=== INFORMATION PROVIDED ===

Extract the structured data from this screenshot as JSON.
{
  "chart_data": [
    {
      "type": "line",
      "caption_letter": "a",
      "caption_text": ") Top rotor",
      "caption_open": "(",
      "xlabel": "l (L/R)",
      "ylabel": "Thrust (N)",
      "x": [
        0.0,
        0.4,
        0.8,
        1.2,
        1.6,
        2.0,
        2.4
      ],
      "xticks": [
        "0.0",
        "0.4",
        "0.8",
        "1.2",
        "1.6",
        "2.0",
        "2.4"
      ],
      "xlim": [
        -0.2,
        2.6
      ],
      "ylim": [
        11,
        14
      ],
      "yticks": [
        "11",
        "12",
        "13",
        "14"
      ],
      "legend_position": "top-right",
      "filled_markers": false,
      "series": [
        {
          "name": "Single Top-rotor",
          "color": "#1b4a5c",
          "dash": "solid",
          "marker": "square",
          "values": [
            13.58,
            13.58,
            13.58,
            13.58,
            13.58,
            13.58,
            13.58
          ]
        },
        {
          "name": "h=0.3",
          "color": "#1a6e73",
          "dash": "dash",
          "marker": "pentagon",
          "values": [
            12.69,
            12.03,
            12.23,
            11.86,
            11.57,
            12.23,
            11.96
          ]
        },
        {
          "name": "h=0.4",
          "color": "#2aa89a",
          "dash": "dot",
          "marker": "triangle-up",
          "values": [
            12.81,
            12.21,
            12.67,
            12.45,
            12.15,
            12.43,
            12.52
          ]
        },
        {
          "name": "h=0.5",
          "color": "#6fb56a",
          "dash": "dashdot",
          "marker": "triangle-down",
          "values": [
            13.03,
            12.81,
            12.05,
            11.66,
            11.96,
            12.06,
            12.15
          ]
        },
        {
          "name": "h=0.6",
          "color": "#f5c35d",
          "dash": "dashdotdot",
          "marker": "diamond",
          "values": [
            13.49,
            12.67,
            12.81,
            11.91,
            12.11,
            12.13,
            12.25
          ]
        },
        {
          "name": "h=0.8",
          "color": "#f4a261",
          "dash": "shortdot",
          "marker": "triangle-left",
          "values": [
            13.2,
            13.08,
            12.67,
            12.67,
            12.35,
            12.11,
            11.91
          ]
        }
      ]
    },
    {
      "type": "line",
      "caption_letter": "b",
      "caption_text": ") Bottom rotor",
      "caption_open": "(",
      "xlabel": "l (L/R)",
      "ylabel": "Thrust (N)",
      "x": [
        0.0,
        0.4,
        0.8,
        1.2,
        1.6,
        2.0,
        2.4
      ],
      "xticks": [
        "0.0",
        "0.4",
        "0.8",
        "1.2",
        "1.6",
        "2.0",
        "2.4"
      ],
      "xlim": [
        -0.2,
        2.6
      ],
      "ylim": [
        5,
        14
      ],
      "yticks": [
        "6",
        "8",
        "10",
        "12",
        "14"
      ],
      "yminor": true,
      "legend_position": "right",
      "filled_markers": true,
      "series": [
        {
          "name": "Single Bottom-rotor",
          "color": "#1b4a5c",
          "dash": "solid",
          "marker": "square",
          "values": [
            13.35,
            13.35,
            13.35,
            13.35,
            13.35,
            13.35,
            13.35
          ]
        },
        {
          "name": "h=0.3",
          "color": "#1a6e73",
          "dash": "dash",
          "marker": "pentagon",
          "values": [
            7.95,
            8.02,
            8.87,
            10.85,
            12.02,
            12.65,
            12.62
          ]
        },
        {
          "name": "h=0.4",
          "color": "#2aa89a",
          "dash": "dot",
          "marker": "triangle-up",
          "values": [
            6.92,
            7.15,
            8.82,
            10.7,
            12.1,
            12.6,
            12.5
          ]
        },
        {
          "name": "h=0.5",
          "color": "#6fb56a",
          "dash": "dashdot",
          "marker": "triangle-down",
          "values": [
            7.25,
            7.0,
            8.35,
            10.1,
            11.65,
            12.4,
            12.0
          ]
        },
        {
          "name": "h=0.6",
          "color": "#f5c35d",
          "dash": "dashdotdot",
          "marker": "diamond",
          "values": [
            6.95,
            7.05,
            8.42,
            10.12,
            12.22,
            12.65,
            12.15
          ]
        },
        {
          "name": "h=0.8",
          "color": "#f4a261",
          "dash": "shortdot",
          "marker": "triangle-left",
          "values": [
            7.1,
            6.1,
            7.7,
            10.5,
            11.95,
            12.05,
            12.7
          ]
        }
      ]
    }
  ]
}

===

> **WHAT TO PRODUCE**: Reproduce the material verbatim, line by line.

> **PROBLEM SOLUTION**:
Extract the structured data from this screenshot as JSON.
{
  "chart_data": [
    {
      "type": "line",
      "caption_letter": "a",
      "caption_text": ") Top rotor",
      "caption_open": "(",
      "xlabel": "l (L/R)",
      "ylabel": "Thrust (N)",
      "x": [
        0.0,
        0.4,
        0.8,
        1.2,
        1.6,
        2.0,
        2.4
      ],
      "xticks": [
        "0.0",
        "0.4",
        "0.8",
        "1.2",
        "1.6",
        "2.0",
        "2.4"
      ],
      "xlim": [
        -0.2,
        2.6
      ],
      "ylim": [
        11,
        14
      ],
      "yticks": [
        "11",
        "12",
        "13",
        "14"
      ],
      "legend_position": "top-right",
      "filled_markers": false,
      "series": [
        {
          "name": "Single Top-rotor",
          "color": "#1b4a5c",
          "dash": "solid",
          "marker": "square",
          "values": [
            13.58,
            13.58,
            13.58,
            13.58,
            13.58,
            13.58,
            13.58
          ]
        },
        {
          "name": "h=0.3",
          "color": "#1a6e73",
          "dash": "dash",
          "marker": "pentagon",
          "values": [
            12.69,
            12.03,
            12.23,
            11.86,
            11.57,
            12.23,
            11.96
          ]
        },
        {
          "name": "h=0.4",
          "color": "#2aa89a",
          "dash": "dot",
          "marker": "triangle-up",
          "values": [
            12.81,
            12.21,
            12.67,
            12.45,
            12.15,
            12.43,
            12.52
          ]
        },
        {
          "name": "h=0.5",
          "color": "#6fb56a",
          "dash": "dashdot",
          "marker": "triangle-down",
          "values": [
            13.03,
            12.81,
            12.05,
            11.66,
            11.96,
            12.06,
            12.15
          ]
        },
        {
          "name": "h=0.6",
          "color": "#f5c35d",
          "dash": "dashdotdot",
          "marker": "diamond",
          "values": [
            13.49,
            12.67,
            12.81,
            11.91,
            12.11,
            12.13,
            12.25
          ]
        },
        {
          "name": "h=0.8",
          "color": "#f4a261",
          "dash": "shortdot",
          "marker": "triangle-left",
          "values": [
            13.2,
            13.08,
            12.67,
            12.67,
            12.35,
            12.11,
            11.91
          ]
        }
      ]
    },
    {
      "type": "line",
      "caption_letter": "b",
      "caption_text": ") Bottom rotor",
      "caption_open": "(",
      "xlabel": "l (L/R)",
      "ylabel": "Thrust (N)",
      "x": [
        0.0,
        0.4,
        0.8,
        1.2,
        1.6,
        2.0,
        2.4
      ],
      "xticks": [
        "0.0",
        "0.4",
        "0.8",
        "1.2",
        "1.6",
        "2.0",
        "2.4"
      ],
      "xlim": [
        -0.2,
        2.6
      ],
      "ylim": [
        5,
        14
      ],
      "yticks": [
        "6",
        "8",
        "10",
        "12",
        "14"
      ],
      "yminor": true,
      "legend_position": "right",
      "filled_markers": true,
      "series": [
        {
          "name": "Single Bottom-rotor",
          "color": "#1b4a5c",
          "dash": "solid",
          "marker": "square",
          "values": [
            13.35,
            13.35,
            13.35,
            13.35,
            13.35,
            13.35,
            13.35
          ]
        },
        {
          "name": "h=0.3",
          "color": "#1a6e73",
          "dash": "dash",
          "marker": "pentagon",
          "values": [
            7.95,
            8.02,
            8.87,
            10.85,
            12.02,
            12.65,
            12.62
          ]
        },
        {
          "name": "h=0.4",
          "color": "#2aa89a",
          "dash": "dot",
          "marker": "triangle-up",
          "values": [
            6.92,
            7.15,
            8.82,
            10.7,
            12.1,
            12.6,
            12.5
          ]
        },
        {
          "name": "h=0.5",
          "color": "#6fb56a",
          "dash": "dashdot",
          "marker": "triangle-down",
          "values": [
            7.25,
            7.0,
            8.35,
            10.1,
            11.65,
            12.4,
            12.0
          ]
        },
        {
          "name": "h=0.6",
          "color": "#f5c35d",
          "dash": "dashdotdot",
          "marker": "diamond",
          "values": [
            6.95,
            7.05,
            8.42,
            10.12,
            12.22,
            12.65,
            12.15
          ]
        },
        {
          "name": "h=0.8",
          "color": "#f4a261",
          "dash": "shortdot",
          "marker": "triangle-left",
          "values": [
            7.1,
            6.1,
            7.7,
            10.5,
            11.95,
            12.05,
            12.7
          ]
        }
      ]
    }
  ]
}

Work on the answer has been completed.